▶ Given instruction
Return each line that holds the word "einem".

########

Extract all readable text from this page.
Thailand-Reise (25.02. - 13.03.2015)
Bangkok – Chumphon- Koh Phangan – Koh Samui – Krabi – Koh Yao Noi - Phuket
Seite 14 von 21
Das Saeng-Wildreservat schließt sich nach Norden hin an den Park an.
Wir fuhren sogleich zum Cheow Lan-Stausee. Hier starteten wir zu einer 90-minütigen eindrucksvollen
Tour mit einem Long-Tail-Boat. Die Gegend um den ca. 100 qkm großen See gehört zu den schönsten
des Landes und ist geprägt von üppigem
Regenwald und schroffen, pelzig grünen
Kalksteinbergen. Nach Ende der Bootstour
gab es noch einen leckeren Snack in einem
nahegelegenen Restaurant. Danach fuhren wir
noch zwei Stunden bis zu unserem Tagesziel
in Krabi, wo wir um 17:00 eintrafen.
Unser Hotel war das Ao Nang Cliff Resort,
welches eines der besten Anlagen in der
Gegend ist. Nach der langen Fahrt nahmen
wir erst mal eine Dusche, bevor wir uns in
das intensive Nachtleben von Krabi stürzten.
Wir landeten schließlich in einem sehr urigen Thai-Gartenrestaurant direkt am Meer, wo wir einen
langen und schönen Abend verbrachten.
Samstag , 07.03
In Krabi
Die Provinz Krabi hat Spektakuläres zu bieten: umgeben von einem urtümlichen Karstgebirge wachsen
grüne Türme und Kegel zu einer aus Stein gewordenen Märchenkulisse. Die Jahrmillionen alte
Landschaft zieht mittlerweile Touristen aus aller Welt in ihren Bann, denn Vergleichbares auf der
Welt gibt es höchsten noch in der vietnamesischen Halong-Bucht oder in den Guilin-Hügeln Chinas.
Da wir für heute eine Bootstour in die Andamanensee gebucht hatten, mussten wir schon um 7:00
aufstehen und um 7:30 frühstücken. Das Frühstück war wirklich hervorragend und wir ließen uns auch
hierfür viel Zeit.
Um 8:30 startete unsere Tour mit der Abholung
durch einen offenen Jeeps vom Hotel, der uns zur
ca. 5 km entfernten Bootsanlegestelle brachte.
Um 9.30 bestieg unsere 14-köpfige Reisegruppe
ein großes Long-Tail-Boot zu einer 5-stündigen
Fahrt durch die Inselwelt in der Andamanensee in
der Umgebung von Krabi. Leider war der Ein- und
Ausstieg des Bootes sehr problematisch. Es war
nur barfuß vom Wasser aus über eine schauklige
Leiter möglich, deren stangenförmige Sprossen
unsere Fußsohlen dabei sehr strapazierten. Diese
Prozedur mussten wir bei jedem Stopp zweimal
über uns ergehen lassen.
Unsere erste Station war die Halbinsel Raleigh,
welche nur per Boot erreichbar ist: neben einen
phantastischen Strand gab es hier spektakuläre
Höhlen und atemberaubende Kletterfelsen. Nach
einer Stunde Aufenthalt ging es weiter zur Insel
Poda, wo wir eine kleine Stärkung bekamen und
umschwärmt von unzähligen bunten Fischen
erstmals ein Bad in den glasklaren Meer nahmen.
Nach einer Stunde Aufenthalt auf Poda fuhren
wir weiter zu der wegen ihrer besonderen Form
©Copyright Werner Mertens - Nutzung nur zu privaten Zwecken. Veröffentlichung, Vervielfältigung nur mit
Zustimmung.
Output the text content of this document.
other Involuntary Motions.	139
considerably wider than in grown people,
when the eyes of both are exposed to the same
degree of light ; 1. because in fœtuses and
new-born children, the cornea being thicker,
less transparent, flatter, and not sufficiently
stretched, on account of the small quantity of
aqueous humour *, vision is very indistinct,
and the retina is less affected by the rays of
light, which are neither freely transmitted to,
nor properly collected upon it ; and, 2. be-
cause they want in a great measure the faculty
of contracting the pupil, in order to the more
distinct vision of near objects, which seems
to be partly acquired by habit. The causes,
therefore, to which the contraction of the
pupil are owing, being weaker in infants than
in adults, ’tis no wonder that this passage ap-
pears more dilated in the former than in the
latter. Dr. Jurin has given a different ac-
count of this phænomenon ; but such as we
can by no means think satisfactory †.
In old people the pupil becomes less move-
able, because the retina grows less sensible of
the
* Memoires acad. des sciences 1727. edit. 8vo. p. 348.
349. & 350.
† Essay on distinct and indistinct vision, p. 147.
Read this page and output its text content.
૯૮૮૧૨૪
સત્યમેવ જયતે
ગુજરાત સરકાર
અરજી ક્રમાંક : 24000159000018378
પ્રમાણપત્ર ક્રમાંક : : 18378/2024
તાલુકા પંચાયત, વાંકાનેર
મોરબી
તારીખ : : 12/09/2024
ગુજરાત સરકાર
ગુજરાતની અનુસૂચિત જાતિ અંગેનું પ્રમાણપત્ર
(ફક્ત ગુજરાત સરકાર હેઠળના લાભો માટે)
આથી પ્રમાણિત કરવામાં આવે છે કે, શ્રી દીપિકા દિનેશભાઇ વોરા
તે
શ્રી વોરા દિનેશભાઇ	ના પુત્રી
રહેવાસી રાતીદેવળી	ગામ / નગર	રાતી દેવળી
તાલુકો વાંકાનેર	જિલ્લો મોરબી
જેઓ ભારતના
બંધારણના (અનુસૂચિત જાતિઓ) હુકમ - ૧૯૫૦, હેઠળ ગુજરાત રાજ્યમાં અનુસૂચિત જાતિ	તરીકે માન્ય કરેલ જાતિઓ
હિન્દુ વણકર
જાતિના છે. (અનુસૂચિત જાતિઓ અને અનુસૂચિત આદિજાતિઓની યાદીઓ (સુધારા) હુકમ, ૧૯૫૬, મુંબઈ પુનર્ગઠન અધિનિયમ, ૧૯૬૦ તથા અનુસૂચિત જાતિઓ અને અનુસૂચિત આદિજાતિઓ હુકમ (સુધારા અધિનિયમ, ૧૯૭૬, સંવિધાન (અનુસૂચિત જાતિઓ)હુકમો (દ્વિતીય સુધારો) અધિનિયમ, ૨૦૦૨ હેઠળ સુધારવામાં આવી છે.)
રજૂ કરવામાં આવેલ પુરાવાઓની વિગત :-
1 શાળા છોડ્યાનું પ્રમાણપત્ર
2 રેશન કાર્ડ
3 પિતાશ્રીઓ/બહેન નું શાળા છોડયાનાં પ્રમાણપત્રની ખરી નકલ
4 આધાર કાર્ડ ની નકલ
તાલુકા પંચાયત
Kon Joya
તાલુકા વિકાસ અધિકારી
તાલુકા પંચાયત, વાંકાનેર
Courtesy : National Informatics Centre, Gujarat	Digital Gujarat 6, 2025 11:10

########

▶ Final result
Tour mit einem Long-Tail-Boat. Die Gegend um den ca. 100 qkm großen See gehört zu den schönsten
gab es noch einen leckeren Snack in einem
Wir landeten schließlich in einem sehr urigen Thai-Gartenrestaurant direkt am Meer, wo wir einen
Die Provinz Krabi hat Spektakuläres zu bieten: umgeben von einem urtümlichen Karstgebirge wachsen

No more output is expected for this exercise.